══ Приведённый отрывок ══
Способность духа это способность к непосредственным созерцаниям и религиозным переживаниям, в проникновении в те глубины бытия, которое можно назвать предвечным Творческим замыслом (язычники неверно и неточно называли их “идеями вещей”).
Святой Григорий Палама различал три вида света: чувственный, принадлежащий к области соматики (телесности), душевный свет - психики и ее логикона (рассудок, воображение и т.д.), и духовный свет – пневматики: свет благодати, свет, воссиявший на Фаворе, свет, который может созерцать возрожденный от гнета страстей и греха человеческий дух, свет, который озарял святых, а точнее, делал их святыми. Этот свет заключен в священном Писании; этот свет, пребывая в предании Церкви, делает саму Церковь живым организмом; лучи этого света обильно сияют в творениях святых отцов, для которых богословие было созерцанием - подвигом жизни.
═══
══ Приведённые материалы ══
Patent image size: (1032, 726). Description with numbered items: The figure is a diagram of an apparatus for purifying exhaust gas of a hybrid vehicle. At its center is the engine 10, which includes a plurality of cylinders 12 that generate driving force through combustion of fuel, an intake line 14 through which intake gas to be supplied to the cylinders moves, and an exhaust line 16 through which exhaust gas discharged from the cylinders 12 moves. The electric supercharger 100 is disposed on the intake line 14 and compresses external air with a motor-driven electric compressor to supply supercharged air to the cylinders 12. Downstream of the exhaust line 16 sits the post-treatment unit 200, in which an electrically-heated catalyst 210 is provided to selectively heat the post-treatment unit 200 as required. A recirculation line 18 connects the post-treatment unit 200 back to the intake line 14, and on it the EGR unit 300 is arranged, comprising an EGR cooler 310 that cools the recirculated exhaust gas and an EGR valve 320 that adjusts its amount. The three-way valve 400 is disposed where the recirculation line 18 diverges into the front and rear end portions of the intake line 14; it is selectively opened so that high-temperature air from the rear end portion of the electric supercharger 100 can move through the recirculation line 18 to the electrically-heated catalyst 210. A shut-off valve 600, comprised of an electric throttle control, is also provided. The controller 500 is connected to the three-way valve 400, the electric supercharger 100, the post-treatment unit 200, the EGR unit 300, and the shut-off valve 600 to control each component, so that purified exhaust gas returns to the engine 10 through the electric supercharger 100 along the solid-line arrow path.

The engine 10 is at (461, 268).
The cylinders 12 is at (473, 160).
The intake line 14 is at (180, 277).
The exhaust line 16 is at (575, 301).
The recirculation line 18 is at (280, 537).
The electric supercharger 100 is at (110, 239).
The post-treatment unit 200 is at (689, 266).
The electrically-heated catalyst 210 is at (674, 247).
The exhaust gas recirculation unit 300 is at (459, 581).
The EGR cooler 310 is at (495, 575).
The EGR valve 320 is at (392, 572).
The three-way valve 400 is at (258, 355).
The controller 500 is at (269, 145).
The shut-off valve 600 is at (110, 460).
═══
[Список заданий]:
1. Установите, согласуются ли с отрывком следующие утверждения, и к каждому ответу «да» или «нет» приведите решающие слова отрывка в точной цитате: (a) Святой Григорий Палама выделял три вида света; (b) душевный свет относится к области соматики; (c) для святых отцов богословие было созерцанием.
2. Скопируйте из отрывка без изменений фрагмент, начиная со слов «Способность духа это» и заканчивая словами «- подвигом жизни.».
Записи для выполнения заданий не используются.

[Ответы к заданиям]:
1.
(a) Да: «Святой Григорий Палама различал три вида света».
(b) Нет: «чувственный, принадлежащий к области соматики (телесности)».
(c) Да: «для которых богословие было созерцанием - подвигом жизни».

2.
Способность духа это способность к непосредственным созерцаниям и религиозным переживаниям, в проникновении в те глубины бытия, которое можно назвать предвечным Творческим замыслом (язычники неверно и неточно называли их “идеями вещей”).
Святой Григорий Палама различал три вида света: чувственный, принадлежащий к области соматики (телесности), душевный свет - психики и ее логикона (рассудок, воображение и т.д.), и духовный свет – пневматики: свет благодати, свет, воссиявший на Фаворе, свет, который может созерцать возрожденный от гнета страстей и греха человеческий дух, свет, который озарял святых, а точнее, делал их святыми. Этот свет заключен в священном Писании; этот свет, пребывая в предании Церкви, делает саму Церковь живым организмом; лучи этого света обильно сияют в творениях святых отцов, для которых богословие было созерцанием - подвигом жизни.